Reproduce each of the lines word for word.
--- Records to use ---
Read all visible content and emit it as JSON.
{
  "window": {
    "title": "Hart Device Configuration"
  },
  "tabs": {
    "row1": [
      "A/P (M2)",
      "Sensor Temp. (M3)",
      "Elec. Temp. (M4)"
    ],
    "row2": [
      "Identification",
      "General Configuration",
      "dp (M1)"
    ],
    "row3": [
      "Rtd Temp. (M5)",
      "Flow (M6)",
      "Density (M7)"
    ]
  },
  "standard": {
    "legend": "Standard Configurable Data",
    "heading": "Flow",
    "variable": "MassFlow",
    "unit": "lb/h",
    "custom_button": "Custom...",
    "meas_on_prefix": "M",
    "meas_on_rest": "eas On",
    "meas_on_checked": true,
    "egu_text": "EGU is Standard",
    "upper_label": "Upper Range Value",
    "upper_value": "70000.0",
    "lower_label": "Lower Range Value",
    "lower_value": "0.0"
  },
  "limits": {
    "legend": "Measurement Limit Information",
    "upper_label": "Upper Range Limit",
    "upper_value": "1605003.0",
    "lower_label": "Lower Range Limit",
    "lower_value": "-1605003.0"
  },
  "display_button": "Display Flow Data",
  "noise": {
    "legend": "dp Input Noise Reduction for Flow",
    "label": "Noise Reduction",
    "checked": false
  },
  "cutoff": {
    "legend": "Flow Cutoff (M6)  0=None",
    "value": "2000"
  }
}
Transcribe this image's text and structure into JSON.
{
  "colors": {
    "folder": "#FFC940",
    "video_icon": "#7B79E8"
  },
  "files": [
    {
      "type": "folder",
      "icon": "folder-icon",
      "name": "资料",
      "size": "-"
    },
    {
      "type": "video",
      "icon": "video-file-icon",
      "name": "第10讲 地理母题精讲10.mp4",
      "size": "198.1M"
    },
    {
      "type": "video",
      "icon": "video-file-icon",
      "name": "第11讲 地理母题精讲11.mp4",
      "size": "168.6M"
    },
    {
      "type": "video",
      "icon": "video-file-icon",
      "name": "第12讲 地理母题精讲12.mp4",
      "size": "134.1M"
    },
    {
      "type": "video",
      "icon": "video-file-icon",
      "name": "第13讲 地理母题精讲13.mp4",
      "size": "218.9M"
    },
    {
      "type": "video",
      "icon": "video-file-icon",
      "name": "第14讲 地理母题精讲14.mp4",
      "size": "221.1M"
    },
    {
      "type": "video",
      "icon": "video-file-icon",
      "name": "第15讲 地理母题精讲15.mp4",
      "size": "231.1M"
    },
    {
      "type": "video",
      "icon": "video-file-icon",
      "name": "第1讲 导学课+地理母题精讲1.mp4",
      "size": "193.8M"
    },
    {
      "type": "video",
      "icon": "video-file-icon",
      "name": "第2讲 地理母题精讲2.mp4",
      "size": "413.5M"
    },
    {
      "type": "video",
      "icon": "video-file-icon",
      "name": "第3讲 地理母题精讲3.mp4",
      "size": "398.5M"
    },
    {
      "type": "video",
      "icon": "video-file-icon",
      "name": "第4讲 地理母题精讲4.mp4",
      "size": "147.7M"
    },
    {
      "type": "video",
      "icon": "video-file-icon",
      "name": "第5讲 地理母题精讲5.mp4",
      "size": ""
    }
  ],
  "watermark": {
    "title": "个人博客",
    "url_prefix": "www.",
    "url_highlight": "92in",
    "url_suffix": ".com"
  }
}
---
### Task solution
Read all visible content and emit it as JSON.
{
  "window": {
    "title": "Hart Device Configuration"
  },
  "tabs": {
    "row1": [
      "A/P (M2)",
      "Sensor Temp. (M3)",
      "Elec. Temp. (M4)"
    ],
    "row2": [
      "Identification",
      "General Configuration",
      "dp (M1)"
    ],
    "row3": [
      "Rtd Temp. (M5)",
      "Flow (M6)",
      "Density (M7)"
    ]
  },
  "standard": {
    "legend": "Standard Configurable Data",
    "heading": "Flow",
    "variable": "MassFlow",
    "unit": "lb/h",
    "custom_button": "Custom...",
    "meas_on_prefix": "M",
    "meas_on_rest": "eas On",
    "meas_on_checked": true,
    "egu_text": "EGU is Standard",
    "upper_label": "Upper Range Value",
    "upper_value": "70000.0",
    "lower_label": "Lower Range Value",
    "lower_value": "0.0"
  },
  "limits": {
    "legend": "Measurement Limit Information",
    "upper_label": "Upper Range Limit",
    "upper_value": "1605003.0",
    "lower_label": "Lower Range Limit",
    "lower_value": "-1605003.0"
  },
  "display_button": "Display Flow Data",
  "noise": {
    "legend": "dp Input Noise Reduction for Flow",
    "label": "Noise Reduction",
    "checked": false
  },
  "cutoff": {
    "legend": "Flow Cutoff (M6)  0=None",
    "value": "2000"
  }
}
Transcribe this image's text and structure into JSON.
{
  "colors": {
    "folder": "#FFC940",
    "video_icon": "#7B79E8"
  },
  "files": [
    {
      "type": "folder",
      "icon": "folder-icon",
      "name": "资料",
      "size": "-"
    },
    {
      "type": "video",
      "icon": "video-file-icon",
      "name": "第10讲 地理母题精讲10.mp4",
      "size": "198.1M"
    },
    {
      "type": "video",
      "icon": "video-file-icon",
      "name": "第11讲 地理母题精讲11.mp4",
      "size": "168.6M"
    },
    {
      "type": "video",
      "icon": "video-file-icon",
      "name": "第12讲 地理母题精讲12.mp4",
      "size": "134.1M"
    },
    {
      "type": "video",
      "icon": "video-file-icon",
      "name": "第13讲 地理母题精讲13.mp4",
      "size": "218.9M"
    },
    {
      "type": "video",
      "icon": "video-file-icon",
      "name": "第14讲 地理母题精讲14.mp4",
      "size": "221.1M"
    },
    {
      "type": "video",
      "icon": "video-file-icon",
      "name": "第15讲 地理母题精讲15.mp4",
      "size": "231.1M"
    },
    {
      "type": "video",
      "icon": "video-file-icon",
      "name": "第1讲 导学课+地理母题精讲1.mp4",
      "size": "193.8M"
    },
    {
      "type": "video",
      "icon": "video-file-icon",
      "name": "第2讲 地理母题精讲2.mp4",
      "size": "413.5M"
    },
    {
      "type": "video",
      "icon": "video-file-icon",
      "name": "第3讲 地理母题精讲3.mp4",
      "size": "398.5M"
    },
    {
      "type": "video",
      "icon": "video-file-icon",
      "name": "第4讲 地理母题精讲4.mp4",
      "size": "147.7M"
    },
    {
      "type": "video",
      "icon": "video-file-icon",
      "name": "第5讲 地理母题精讲5.mp4",
      "size": ""
    }
  ],
  "watermark": {
    "title": "个人博客",
    "url_prefix": "www.",
    "url_highlight": "92in",
    "url_suffix": ".com"
  }
}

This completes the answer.